*Your instructions*.
Copy, from the entries below, each line in which the string "Kanat" appears.
— Start Data for the task —
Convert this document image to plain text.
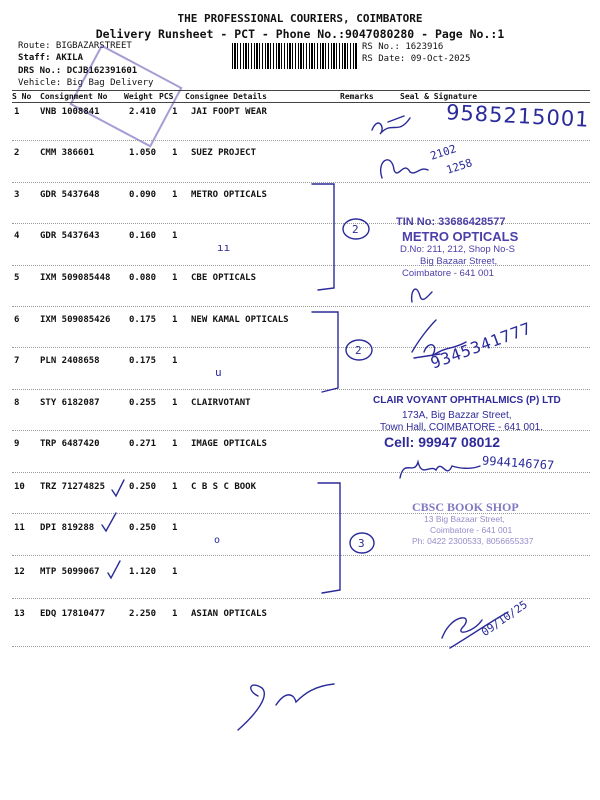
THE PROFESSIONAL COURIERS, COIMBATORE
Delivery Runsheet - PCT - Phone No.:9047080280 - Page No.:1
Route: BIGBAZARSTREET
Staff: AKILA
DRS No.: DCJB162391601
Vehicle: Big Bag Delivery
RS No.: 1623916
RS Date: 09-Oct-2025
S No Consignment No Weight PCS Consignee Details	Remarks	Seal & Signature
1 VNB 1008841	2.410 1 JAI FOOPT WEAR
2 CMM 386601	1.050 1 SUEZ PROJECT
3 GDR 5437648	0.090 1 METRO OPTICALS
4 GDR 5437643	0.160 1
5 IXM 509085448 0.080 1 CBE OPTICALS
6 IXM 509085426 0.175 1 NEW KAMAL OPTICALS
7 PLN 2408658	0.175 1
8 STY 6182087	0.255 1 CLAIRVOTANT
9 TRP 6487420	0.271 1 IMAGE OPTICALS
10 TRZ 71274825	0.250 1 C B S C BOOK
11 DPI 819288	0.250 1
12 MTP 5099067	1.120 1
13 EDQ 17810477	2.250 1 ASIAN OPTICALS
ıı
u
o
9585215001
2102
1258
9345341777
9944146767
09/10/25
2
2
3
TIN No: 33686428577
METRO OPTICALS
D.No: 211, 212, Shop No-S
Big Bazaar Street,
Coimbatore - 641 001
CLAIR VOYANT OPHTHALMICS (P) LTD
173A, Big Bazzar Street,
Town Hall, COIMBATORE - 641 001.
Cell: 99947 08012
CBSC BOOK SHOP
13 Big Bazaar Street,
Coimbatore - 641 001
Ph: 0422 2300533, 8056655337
— End Data for the task —
— Start Data for the task —
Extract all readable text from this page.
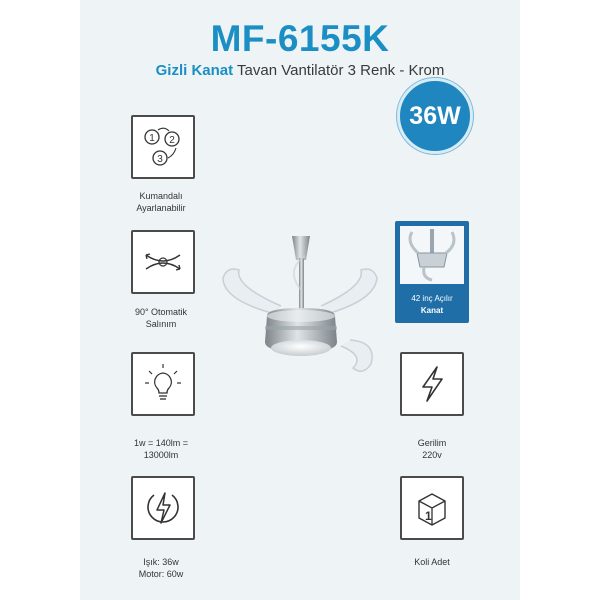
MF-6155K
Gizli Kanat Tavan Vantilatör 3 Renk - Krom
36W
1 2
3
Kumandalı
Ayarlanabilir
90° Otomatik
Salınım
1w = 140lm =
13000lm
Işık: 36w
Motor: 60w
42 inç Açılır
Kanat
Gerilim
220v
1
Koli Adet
— End Data for the task —
— Start Data for the task —
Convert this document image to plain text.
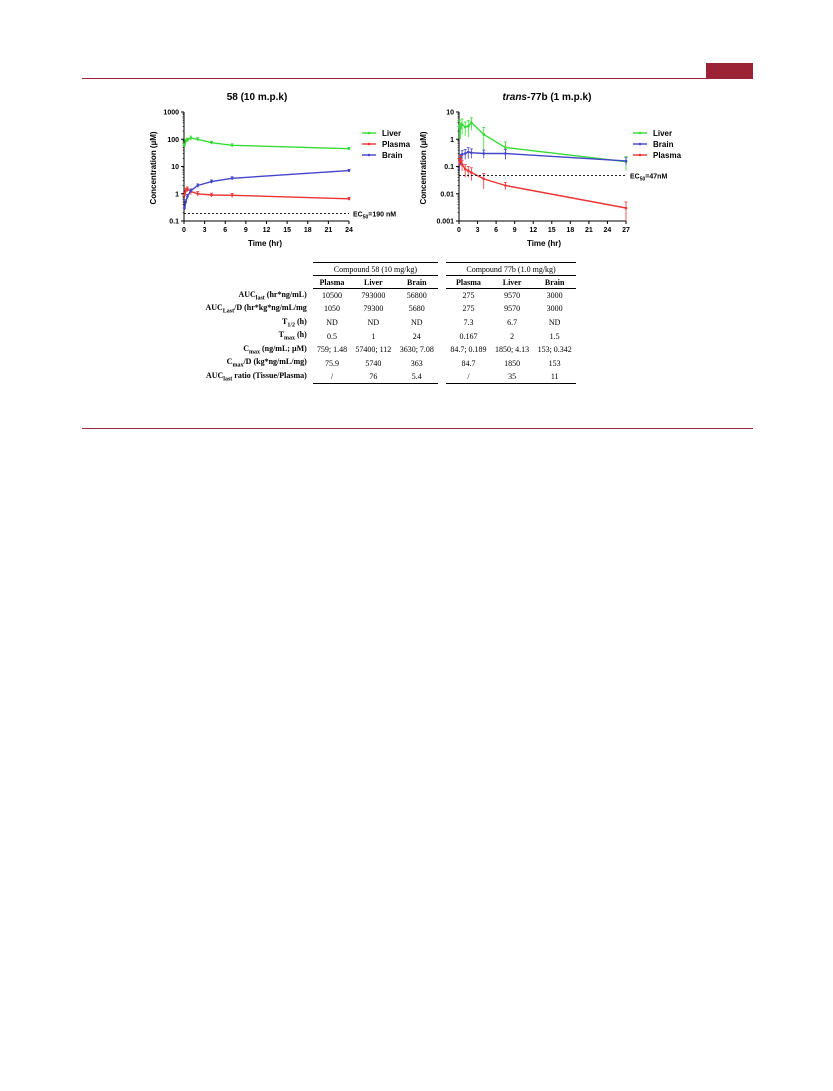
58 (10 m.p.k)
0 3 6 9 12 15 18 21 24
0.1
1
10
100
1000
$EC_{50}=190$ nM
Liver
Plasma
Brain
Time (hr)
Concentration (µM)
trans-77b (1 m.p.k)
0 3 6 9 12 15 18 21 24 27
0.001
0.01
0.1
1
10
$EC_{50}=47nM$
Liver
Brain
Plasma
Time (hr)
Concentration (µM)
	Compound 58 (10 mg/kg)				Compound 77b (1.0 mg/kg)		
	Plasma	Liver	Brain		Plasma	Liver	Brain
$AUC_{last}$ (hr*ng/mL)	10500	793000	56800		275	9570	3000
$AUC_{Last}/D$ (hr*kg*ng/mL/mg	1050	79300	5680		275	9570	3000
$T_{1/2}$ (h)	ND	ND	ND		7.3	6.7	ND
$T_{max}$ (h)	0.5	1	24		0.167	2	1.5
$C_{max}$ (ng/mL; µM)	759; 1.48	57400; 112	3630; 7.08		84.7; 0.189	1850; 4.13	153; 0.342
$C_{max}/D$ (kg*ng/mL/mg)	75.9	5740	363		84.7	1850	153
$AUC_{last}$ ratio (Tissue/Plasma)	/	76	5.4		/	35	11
— End Data for the task —
*Exercise solution*.
Gizli Kanat Tavan Vantilatör 3 Renk - Krom
Kanat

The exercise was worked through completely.